Direction:
Using the records below, report how many lines hold "true", with no extra text.

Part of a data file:

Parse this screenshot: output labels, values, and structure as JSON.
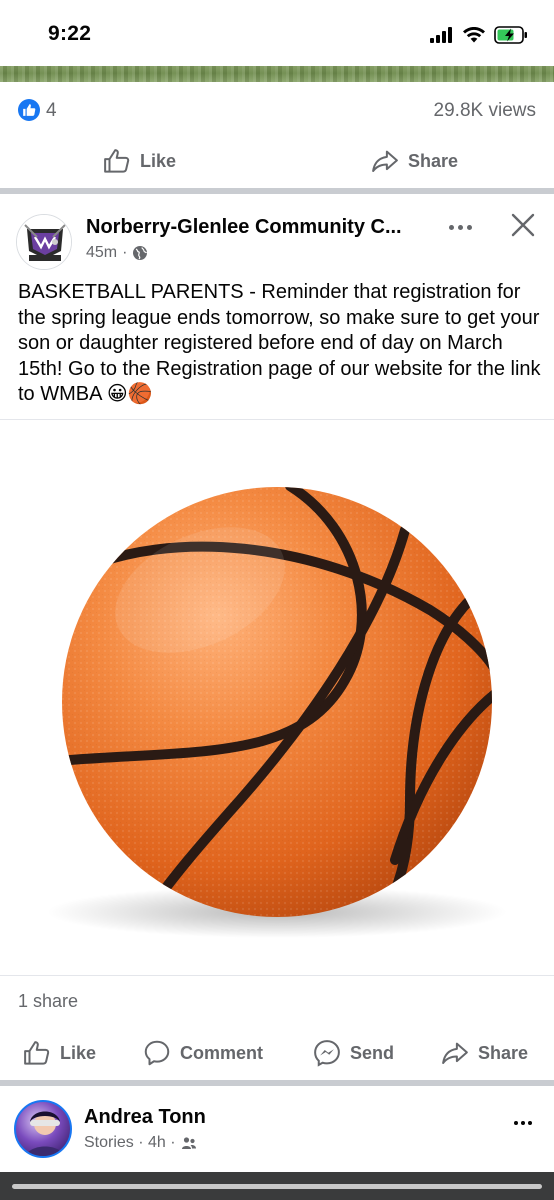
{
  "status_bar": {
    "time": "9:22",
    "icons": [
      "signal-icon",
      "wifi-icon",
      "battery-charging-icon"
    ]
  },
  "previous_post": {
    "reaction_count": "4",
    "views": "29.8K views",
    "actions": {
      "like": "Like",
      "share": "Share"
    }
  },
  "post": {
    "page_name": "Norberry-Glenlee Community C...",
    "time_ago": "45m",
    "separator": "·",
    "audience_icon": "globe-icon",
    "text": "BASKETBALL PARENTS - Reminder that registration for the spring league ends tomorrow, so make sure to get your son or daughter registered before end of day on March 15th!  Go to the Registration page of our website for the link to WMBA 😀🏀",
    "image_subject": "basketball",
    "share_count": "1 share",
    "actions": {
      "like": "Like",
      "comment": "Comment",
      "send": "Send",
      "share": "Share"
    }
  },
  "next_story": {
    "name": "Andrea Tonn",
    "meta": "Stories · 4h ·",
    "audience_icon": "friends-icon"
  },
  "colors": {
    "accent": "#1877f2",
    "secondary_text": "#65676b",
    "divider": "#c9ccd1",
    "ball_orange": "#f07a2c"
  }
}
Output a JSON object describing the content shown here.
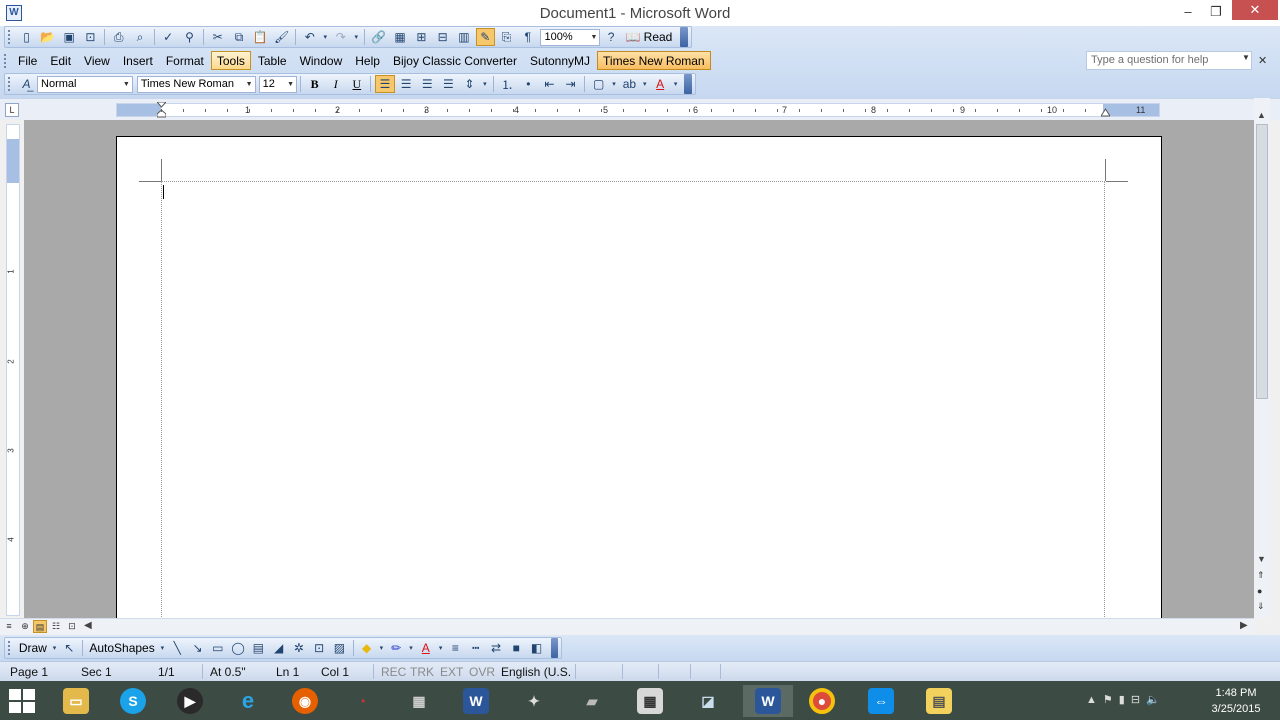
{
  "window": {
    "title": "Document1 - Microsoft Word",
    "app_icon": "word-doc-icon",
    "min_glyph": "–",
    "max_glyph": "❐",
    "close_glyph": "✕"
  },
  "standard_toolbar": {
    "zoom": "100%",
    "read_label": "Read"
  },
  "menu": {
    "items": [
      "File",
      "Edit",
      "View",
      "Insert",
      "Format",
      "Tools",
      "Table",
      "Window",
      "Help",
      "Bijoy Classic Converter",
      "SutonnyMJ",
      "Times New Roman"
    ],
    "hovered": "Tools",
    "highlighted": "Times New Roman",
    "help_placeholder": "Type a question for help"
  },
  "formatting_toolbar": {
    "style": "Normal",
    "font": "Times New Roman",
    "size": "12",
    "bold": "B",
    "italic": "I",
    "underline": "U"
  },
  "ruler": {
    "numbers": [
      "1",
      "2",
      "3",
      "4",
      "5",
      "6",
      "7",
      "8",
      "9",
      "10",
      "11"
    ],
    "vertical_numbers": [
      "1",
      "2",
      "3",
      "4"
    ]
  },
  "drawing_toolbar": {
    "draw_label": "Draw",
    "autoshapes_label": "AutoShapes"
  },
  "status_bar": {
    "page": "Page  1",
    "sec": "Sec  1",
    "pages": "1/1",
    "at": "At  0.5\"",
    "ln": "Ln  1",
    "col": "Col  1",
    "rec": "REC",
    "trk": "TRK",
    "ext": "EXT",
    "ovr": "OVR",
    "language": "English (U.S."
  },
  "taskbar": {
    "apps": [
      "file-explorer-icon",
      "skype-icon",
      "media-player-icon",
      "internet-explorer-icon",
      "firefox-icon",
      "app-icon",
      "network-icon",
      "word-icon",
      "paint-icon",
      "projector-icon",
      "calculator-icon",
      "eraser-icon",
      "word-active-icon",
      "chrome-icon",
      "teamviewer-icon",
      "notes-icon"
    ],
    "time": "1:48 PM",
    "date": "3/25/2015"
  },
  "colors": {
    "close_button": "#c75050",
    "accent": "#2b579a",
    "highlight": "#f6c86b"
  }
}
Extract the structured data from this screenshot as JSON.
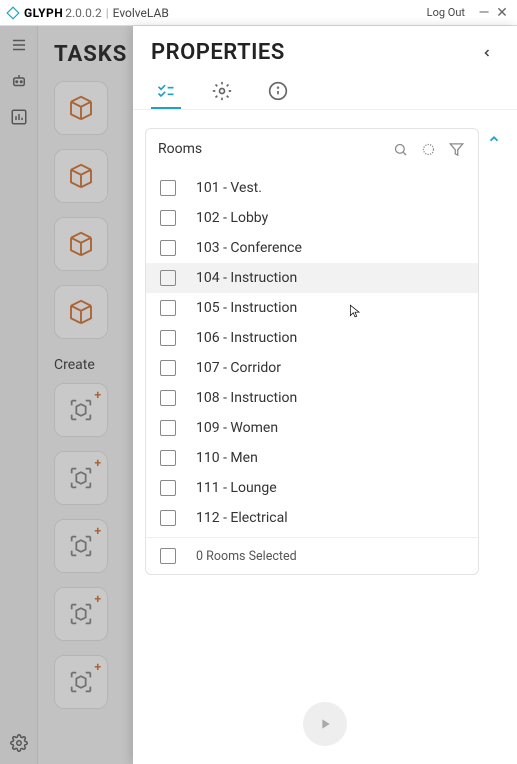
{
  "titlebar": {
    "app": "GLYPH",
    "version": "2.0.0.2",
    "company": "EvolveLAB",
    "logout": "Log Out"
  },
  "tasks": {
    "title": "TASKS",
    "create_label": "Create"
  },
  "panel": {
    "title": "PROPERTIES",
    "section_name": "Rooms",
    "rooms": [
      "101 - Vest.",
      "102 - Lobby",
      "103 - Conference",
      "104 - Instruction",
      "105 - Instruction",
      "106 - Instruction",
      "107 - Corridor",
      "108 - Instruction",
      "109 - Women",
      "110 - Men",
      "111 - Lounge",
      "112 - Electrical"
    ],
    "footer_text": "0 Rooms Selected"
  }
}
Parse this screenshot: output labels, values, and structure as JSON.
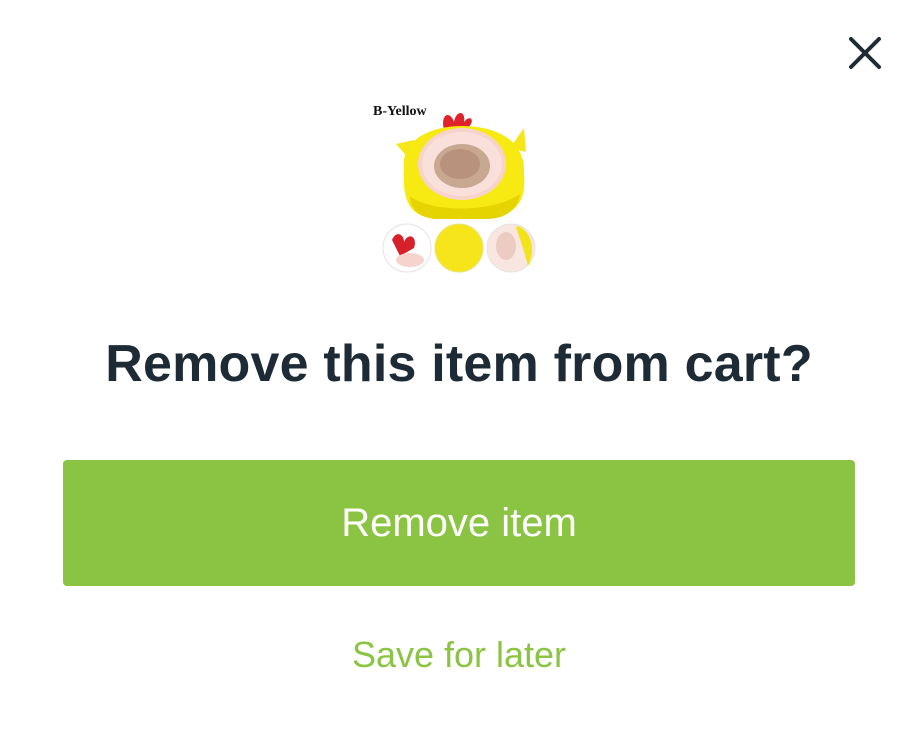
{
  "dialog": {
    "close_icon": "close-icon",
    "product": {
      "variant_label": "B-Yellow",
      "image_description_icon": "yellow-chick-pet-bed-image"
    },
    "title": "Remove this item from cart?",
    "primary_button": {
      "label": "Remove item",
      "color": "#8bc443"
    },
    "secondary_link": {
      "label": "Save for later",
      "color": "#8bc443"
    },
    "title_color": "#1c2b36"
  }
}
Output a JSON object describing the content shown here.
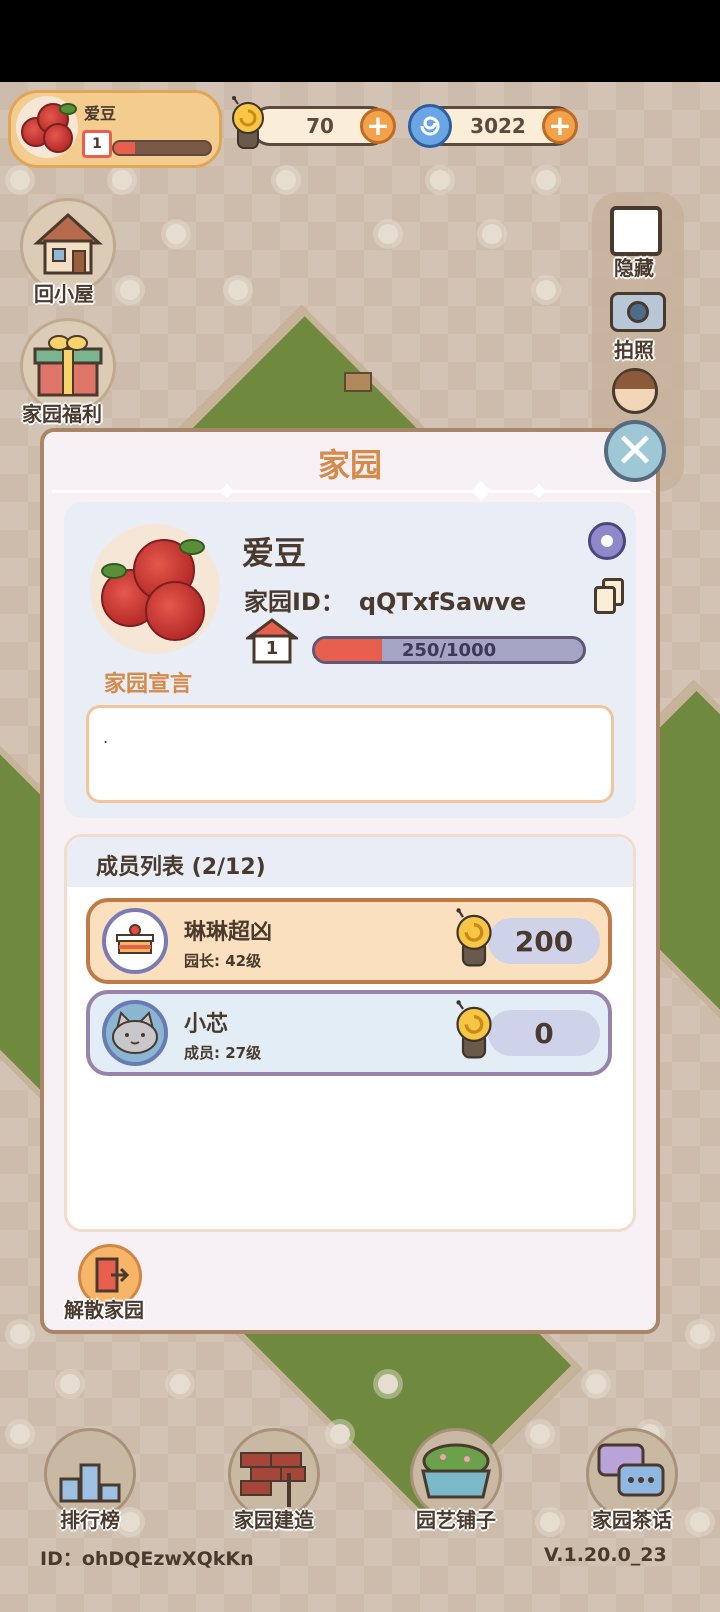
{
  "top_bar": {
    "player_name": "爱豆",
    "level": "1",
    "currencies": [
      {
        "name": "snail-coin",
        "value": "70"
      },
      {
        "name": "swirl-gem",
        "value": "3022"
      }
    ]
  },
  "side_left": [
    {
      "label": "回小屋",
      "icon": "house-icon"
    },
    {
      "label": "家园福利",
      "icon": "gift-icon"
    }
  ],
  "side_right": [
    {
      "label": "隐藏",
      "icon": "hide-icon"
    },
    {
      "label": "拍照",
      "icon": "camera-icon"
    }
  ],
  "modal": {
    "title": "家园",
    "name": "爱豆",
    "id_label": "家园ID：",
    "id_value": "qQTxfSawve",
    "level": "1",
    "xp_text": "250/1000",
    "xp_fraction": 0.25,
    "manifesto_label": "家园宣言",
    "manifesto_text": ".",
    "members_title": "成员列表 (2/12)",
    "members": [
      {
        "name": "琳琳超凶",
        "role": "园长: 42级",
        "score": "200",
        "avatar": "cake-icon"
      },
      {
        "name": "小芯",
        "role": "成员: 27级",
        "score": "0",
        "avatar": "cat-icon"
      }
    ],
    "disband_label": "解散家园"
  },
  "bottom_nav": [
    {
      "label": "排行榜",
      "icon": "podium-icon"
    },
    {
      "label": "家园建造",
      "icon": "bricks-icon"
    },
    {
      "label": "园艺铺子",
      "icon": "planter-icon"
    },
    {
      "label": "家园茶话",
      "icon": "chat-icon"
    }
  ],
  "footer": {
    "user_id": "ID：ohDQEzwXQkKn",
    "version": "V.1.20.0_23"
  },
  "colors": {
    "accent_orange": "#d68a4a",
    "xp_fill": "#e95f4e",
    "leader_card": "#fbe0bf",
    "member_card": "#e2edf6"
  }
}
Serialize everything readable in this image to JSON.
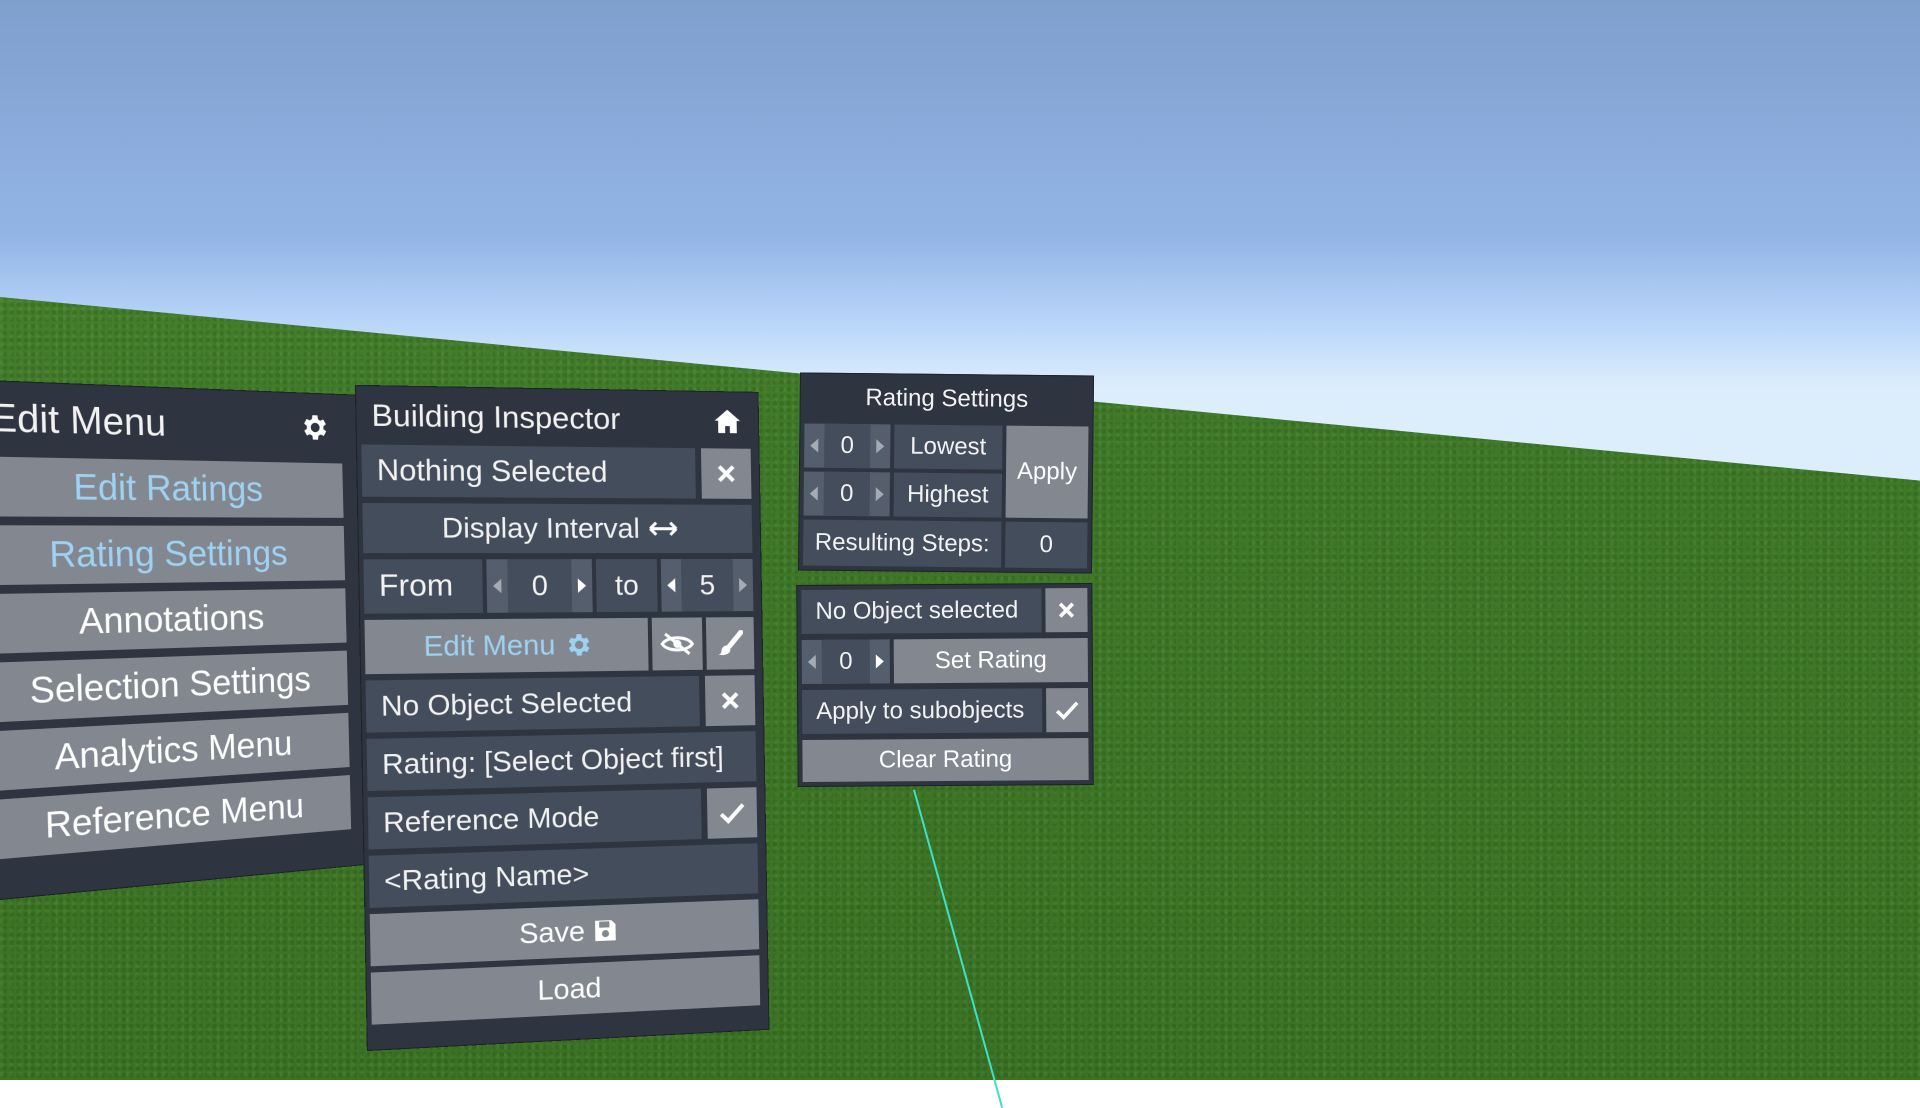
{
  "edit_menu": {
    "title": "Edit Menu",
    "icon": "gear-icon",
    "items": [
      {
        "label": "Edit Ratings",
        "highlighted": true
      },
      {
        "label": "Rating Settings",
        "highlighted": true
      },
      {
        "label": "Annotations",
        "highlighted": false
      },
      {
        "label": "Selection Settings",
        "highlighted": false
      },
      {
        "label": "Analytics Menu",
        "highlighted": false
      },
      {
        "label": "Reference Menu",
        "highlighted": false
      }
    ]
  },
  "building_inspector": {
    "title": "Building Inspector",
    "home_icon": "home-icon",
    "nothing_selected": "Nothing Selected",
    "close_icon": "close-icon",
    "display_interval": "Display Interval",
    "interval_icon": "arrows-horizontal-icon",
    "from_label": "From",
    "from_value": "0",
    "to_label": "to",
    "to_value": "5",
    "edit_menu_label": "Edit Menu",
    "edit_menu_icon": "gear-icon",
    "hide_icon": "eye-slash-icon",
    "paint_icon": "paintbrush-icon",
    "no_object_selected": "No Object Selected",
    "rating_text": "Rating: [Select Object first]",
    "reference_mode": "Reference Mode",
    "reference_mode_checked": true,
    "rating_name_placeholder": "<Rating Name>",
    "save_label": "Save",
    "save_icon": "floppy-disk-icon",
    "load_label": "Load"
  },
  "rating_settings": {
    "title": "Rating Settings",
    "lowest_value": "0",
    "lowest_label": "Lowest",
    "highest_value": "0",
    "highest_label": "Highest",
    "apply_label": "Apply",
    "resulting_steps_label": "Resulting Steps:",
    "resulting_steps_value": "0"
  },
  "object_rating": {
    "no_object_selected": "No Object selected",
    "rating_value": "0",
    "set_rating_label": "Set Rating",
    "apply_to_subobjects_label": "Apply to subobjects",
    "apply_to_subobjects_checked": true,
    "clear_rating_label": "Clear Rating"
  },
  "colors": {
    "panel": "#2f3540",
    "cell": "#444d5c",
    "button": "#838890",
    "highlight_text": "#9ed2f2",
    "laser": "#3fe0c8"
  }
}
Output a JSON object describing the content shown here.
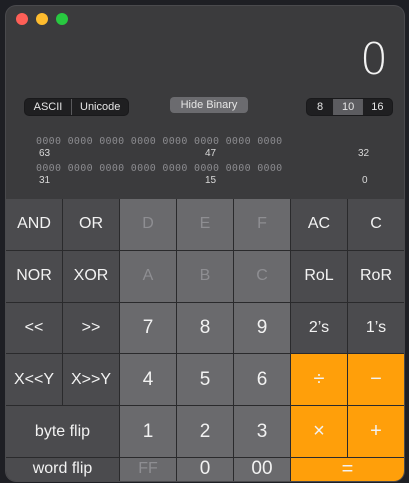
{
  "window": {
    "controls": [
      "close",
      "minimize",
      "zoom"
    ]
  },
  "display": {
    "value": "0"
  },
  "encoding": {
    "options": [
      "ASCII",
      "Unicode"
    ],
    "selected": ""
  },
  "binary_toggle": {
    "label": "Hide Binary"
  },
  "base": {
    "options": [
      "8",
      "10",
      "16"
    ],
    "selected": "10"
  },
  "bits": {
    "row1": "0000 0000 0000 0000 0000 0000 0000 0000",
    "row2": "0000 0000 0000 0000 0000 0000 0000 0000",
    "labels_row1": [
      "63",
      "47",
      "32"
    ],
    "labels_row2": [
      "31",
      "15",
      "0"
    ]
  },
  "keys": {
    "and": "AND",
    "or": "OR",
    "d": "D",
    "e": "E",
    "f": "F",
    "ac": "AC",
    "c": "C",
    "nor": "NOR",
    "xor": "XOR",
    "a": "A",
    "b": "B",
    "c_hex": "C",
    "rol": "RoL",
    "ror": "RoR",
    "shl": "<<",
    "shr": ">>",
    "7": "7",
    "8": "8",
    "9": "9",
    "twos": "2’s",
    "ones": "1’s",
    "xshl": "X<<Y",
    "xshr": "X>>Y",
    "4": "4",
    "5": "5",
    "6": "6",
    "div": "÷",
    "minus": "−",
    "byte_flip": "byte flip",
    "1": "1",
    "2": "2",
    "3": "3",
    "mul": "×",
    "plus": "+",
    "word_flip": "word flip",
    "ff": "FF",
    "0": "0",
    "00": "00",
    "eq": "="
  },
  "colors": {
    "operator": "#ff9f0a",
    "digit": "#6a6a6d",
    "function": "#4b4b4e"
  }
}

Completed exercise:
4